TASK TO CARRY OUT
Select every line containing the word "screenshot" from the material, and copy those lines.

INPUT MATERIAL
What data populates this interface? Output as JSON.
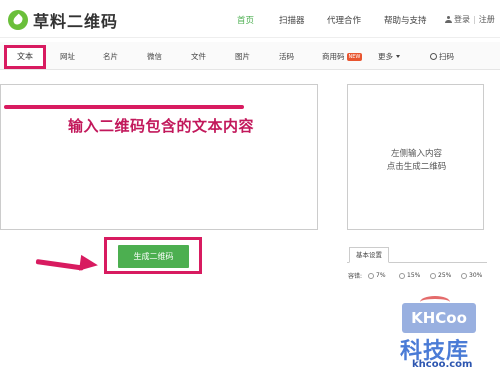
{
  "header": {
    "logo_text": "草料二维码",
    "nav": [
      "首页",
      "扫描器",
      "代理合作",
      "帮助与支持"
    ],
    "login": "登录",
    "register": "注册"
  },
  "tabs": {
    "active": "文本",
    "items": [
      "网址",
      "名片",
      "微信",
      "文件",
      "图片",
      "活码"
    ],
    "commercial": "商用码",
    "commercial_badge": "NEW",
    "more": "更多",
    "scan": "扫码"
  },
  "editor": {
    "annotation": "输入二维码包含的文本内容"
  },
  "preview": {
    "line1": "左侧输入内容",
    "line2": "点击生成二维码"
  },
  "generate_label": "生成二维码",
  "settings": {
    "tab": "基本设置",
    "fault_label": "容错:",
    "options": [
      "7%",
      "15%",
      "25%",
      "30%"
    ]
  },
  "watermark": {
    "logo": "KHCoo",
    "name": "科技库",
    "url": "khcoo.com"
  },
  "colors": {
    "brand_green": "#4caf50",
    "annotation_pink": "#d81b60"
  }
}
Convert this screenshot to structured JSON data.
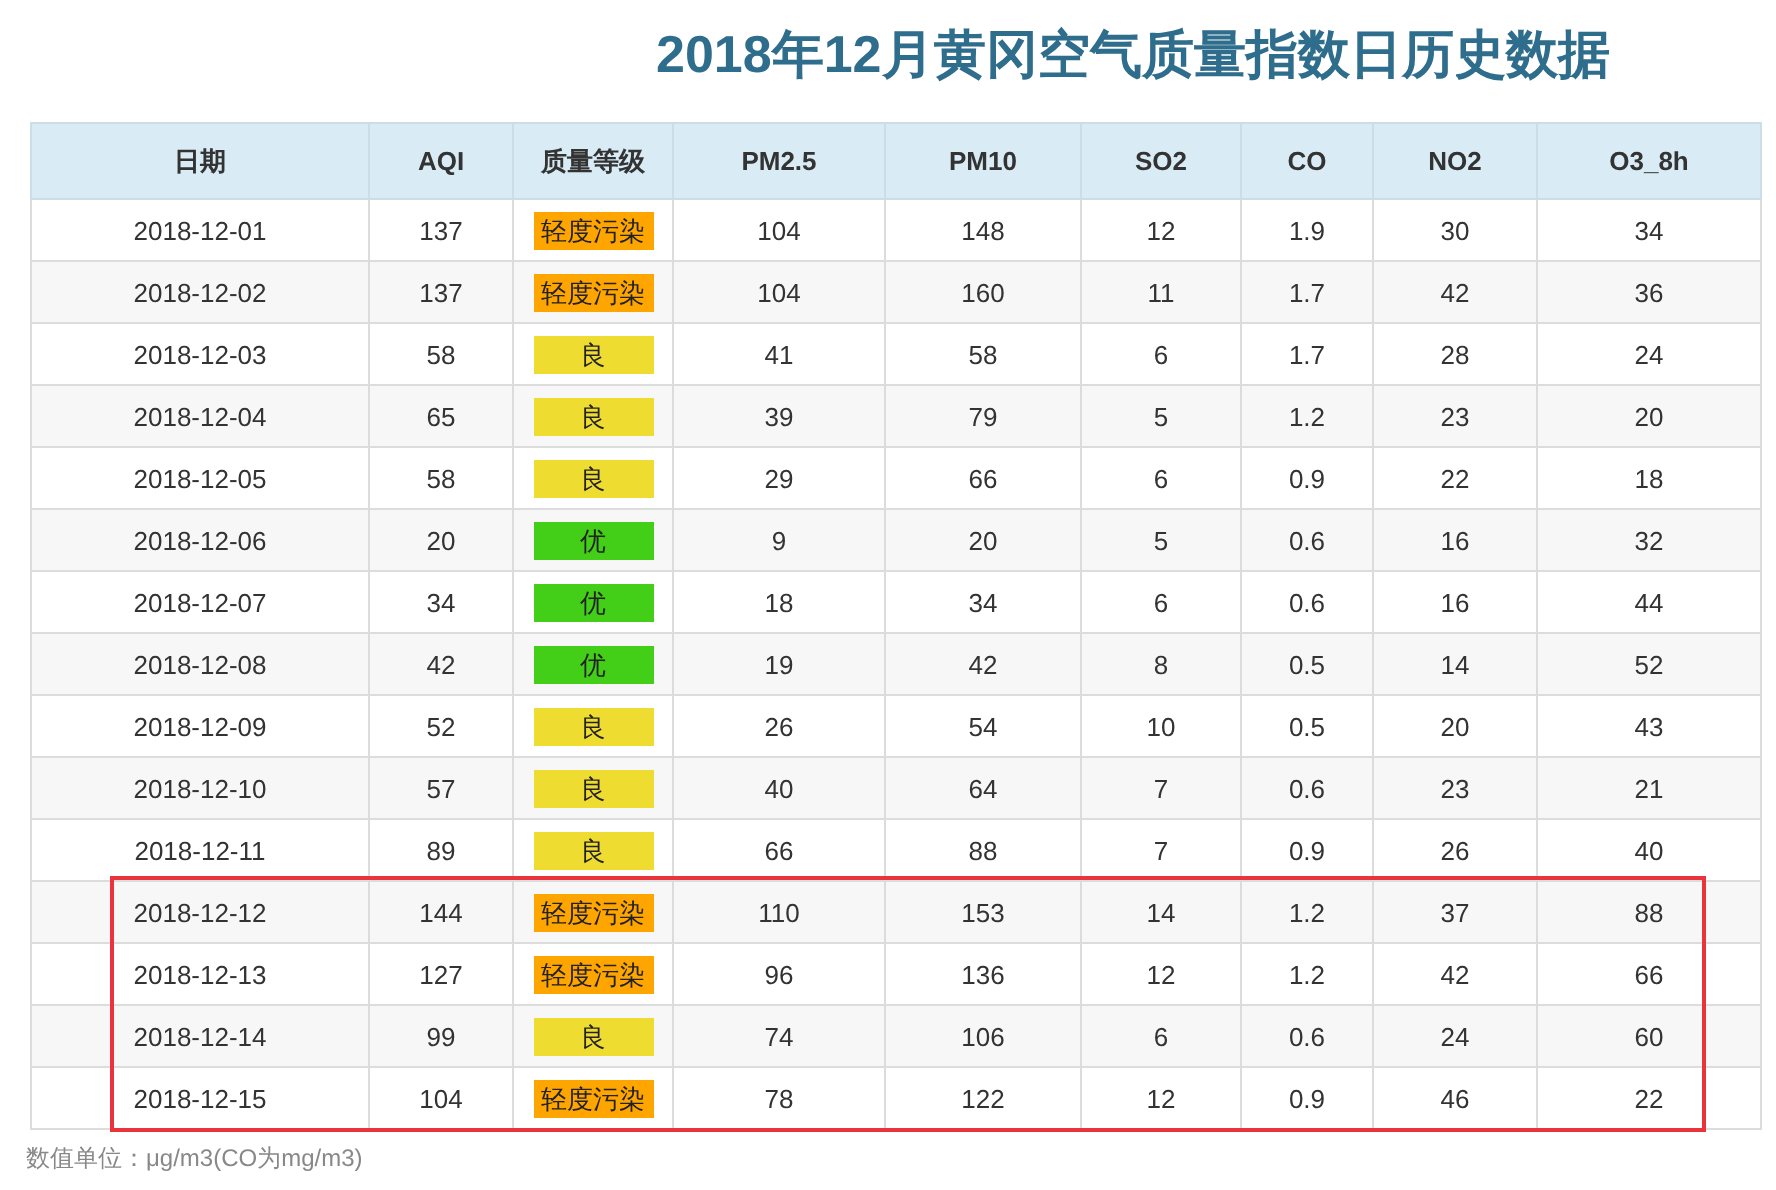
{
  "title": "2018年12月黄冈空气质量指数日历史数据",
  "table": {
    "columns": [
      "日期",
      "AQI",
      "质量等级",
      "PM2.5",
      "PM10",
      "SO2",
      "CO",
      "NO2",
      "O3_8h"
    ],
    "rows": [
      {
        "date": "2018-12-01",
        "aqi": "137",
        "quality": {
          "text": "轻度污染",
          "color": "#ffa500"
        },
        "values": [
          "104",
          "148",
          "12",
          "1.9",
          "30",
          "34"
        ],
        "highlighted": false
      },
      {
        "date": "2018-12-02",
        "aqi": "137",
        "quality": {
          "text": "轻度污染",
          "color": "#ffa500"
        },
        "values": [
          "104",
          "160",
          "11",
          "1.7",
          "42",
          "36"
        ],
        "highlighted": false
      },
      {
        "date": "2018-12-03",
        "aqi": "58",
        "quality": {
          "text": "良",
          "color": "#efdc31"
        },
        "values": [
          "41",
          "58",
          "6",
          "1.7",
          "28",
          "24"
        ],
        "highlighted": false
      },
      {
        "date": "2018-12-04",
        "aqi": "65",
        "quality": {
          "text": "良",
          "color": "#efdc31"
        },
        "values": [
          "39",
          "79",
          "5",
          "1.2",
          "23",
          "20"
        ],
        "highlighted": false
      },
      {
        "date": "2018-12-05",
        "aqi": "58",
        "quality": {
          "text": "良",
          "color": "#efdc31"
        },
        "values": [
          "29",
          "66",
          "6",
          "0.9",
          "22",
          "18"
        ],
        "highlighted": false
      },
      {
        "date": "2018-12-06",
        "aqi": "20",
        "quality": {
          "text": "优",
          "color": "#43ce17"
        },
        "values": [
          "9",
          "20",
          "5",
          "0.6",
          "16",
          "32"
        ],
        "highlighted": false
      },
      {
        "date": "2018-12-07",
        "aqi": "34",
        "quality": {
          "text": "优",
          "color": "#43ce17"
        },
        "values": [
          "18",
          "34",
          "6",
          "0.6",
          "16",
          "44"
        ],
        "highlighted": false
      },
      {
        "date": "2018-12-08",
        "aqi": "42",
        "quality": {
          "text": "优",
          "color": "#43ce17"
        },
        "values": [
          "19",
          "42",
          "8",
          "0.5",
          "14",
          "52"
        ],
        "highlighted": false
      },
      {
        "date": "2018-12-09",
        "aqi": "52",
        "quality": {
          "text": "良",
          "color": "#efdc31"
        },
        "values": [
          "26",
          "54",
          "10",
          "0.5",
          "20",
          "43"
        ],
        "highlighted": false
      },
      {
        "date": "2018-12-10",
        "aqi": "57",
        "quality": {
          "text": "良",
          "color": "#efdc31"
        },
        "values": [
          "40",
          "64",
          "7",
          "0.6",
          "23",
          "21"
        ],
        "highlighted": false
      },
      {
        "date": "2018-12-11",
        "aqi": "89",
        "quality": {
          "text": "良",
          "color": "#efdc31"
        },
        "values": [
          "66",
          "88",
          "7",
          "0.9",
          "26",
          "40"
        ],
        "highlighted": false
      },
      {
        "date": "2018-12-12",
        "aqi": "144",
        "quality": {
          "text": "轻度污染",
          "color": "#ffa500"
        },
        "values": [
          "110",
          "153",
          "14",
          "1.2",
          "37",
          "88"
        ],
        "highlighted": true
      },
      {
        "date": "2018-12-13",
        "aqi": "127",
        "quality": {
          "text": "轻度污染",
          "color": "#ffa500"
        },
        "values": [
          "96",
          "136",
          "12",
          "1.2",
          "42",
          "66"
        ],
        "highlighted": true
      },
      {
        "date": "2018-12-14",
        "aqi": "99",
        "quality": {
          "text": "良",
          "color": "#efdc31"
        },
        "values": [
          "74",
          "106",
          "6",
          "0.6",
          "24",
          "60"
        ],
        "highlighted": true
      },
      {
        "date": "2018-12-15",
        "aqi": "104",
        "quality": {
          "text": "轻度污染",
          "color": "#ffa500"
        },
        "values": [
          "78",
          "122",
          "12",
          "0.9",
          "46",
          "22"
        ],
        "highlighted": true
      }
    ]
  },
  "footnote": "数值单位：μg/m3(CO为mg/m3)"
}
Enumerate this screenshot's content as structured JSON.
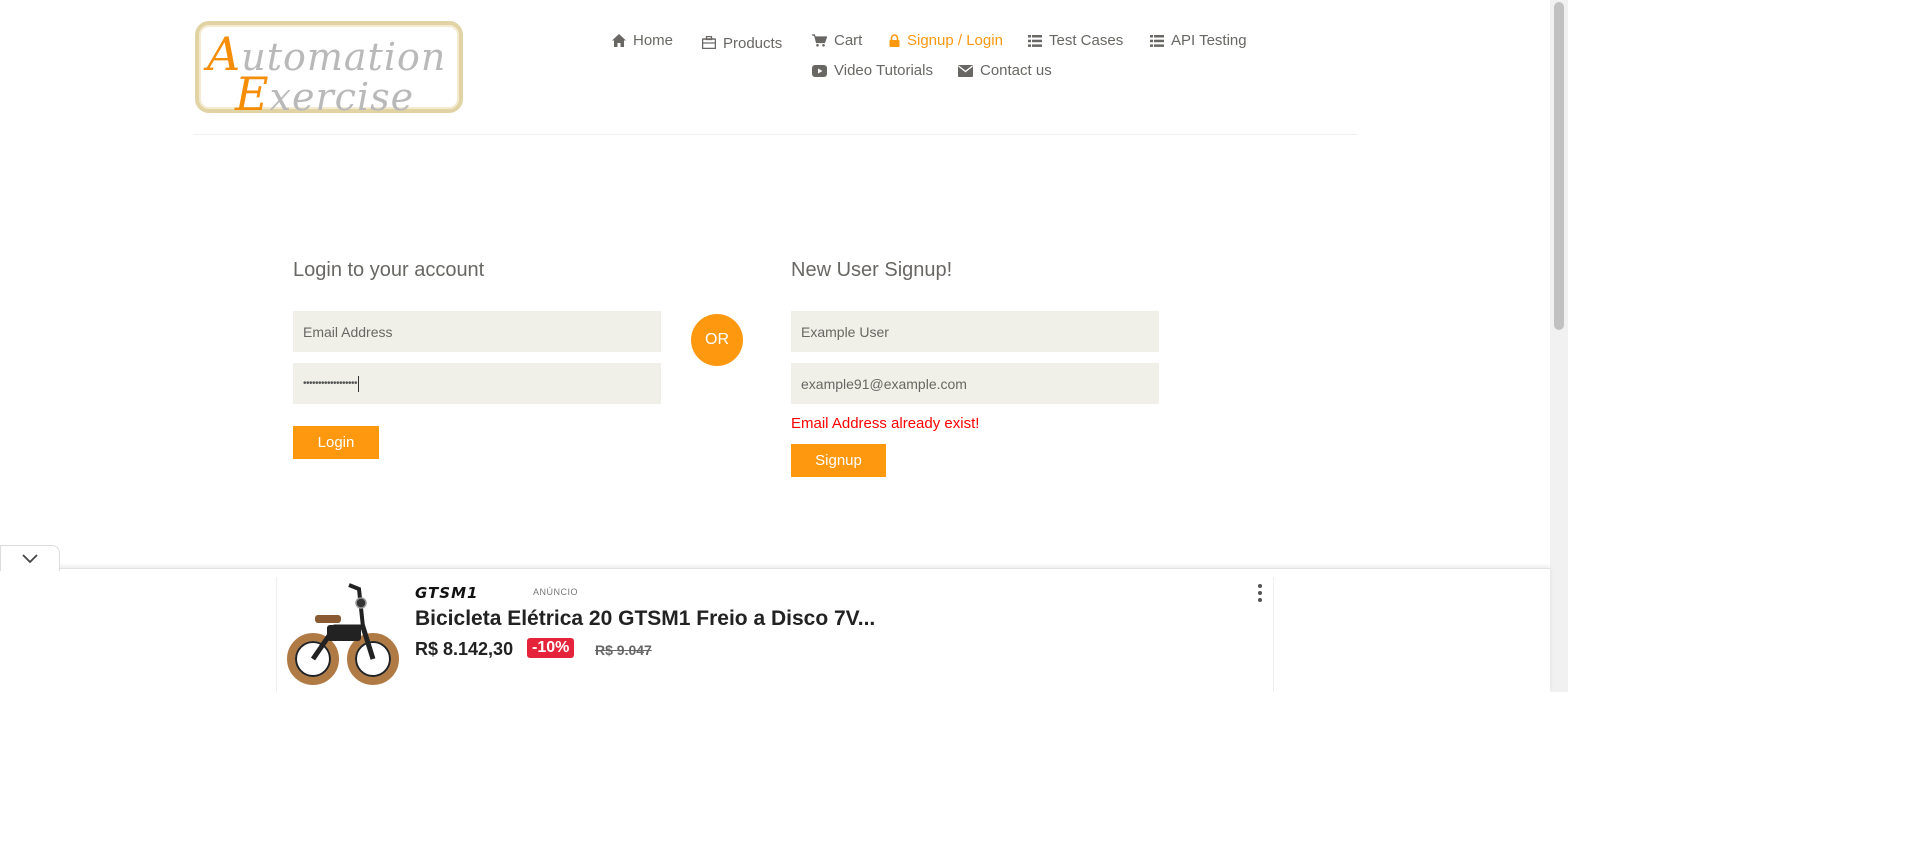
{
  "colors": {
    "accent": "#fe980f",
    "text": "#696763",
    "error": "#ff0000",
    "input_bg": "#f0f0e9",
    "discount": "#e5243b"
  },
  "logo": {
    "line1_cap": "A",
    "line1_rest": "utomation",
    "line2_cap": "E",
    "line2_rest": "xercise"
  },
  "nav": {
    "home": {
      "label": "Home",
      "icon": "home-icon"
    },
    "products": {
      "label": "Products",
      "icon": "briefcase-icon"
    },
    "cart": {
      "label": "Cart",
      "icon": "cart-icon"
    },
    "signup_login": {
      "label": "Signup / Login",
      "icon": "lock-icon"
    },
    "test_cases": {
      "label": "Test Cases",
      "icon": "list-icon"
    },
    "api_testing": {
      "label": "API Testing",
      "icon": "list-icon"
    },
    "video_tutorials": {
      "label": "Video Tutorials",
      "icon": "youtube-play-icon"
    },
    "contact_us": {
      "label": "Contact us",
      "icon": "envelope-icon"
    }
  },
  "login": {
    "title": "Login to your account",
    "email_placeholder": "Email Address",
    "email_value": "",
    "password_value": "••••••••••••••••••",
    "button": "Login"
  },
  "or_label": "OR",
  "signup": {
    "title": "New User Signup!",
    "name_value": "Example User",
    "email_value": "example91@example.com",
    "error": "Email Address already exist!",
    "button": "Signup"
  },
  "ad": {
    "brand": "GTSM1",
    "tag": "ANÚNCIO",
    "title": "Bicicleta Elétrica 20 GTSM1 Freio a Disco 7V...",
    "price": "R$ 8.142,30",
    "discount": "-10%",
    "old_price": "R$ 9.047",
    "collapse_icon": "chevron-down-icon",
    "menu_icon": "more-vertical-icon"
  }
}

FINISHED EXERCISE
Convert this screenshot to structured JSON data.
Enumerate this screenshot's content as structured JSON.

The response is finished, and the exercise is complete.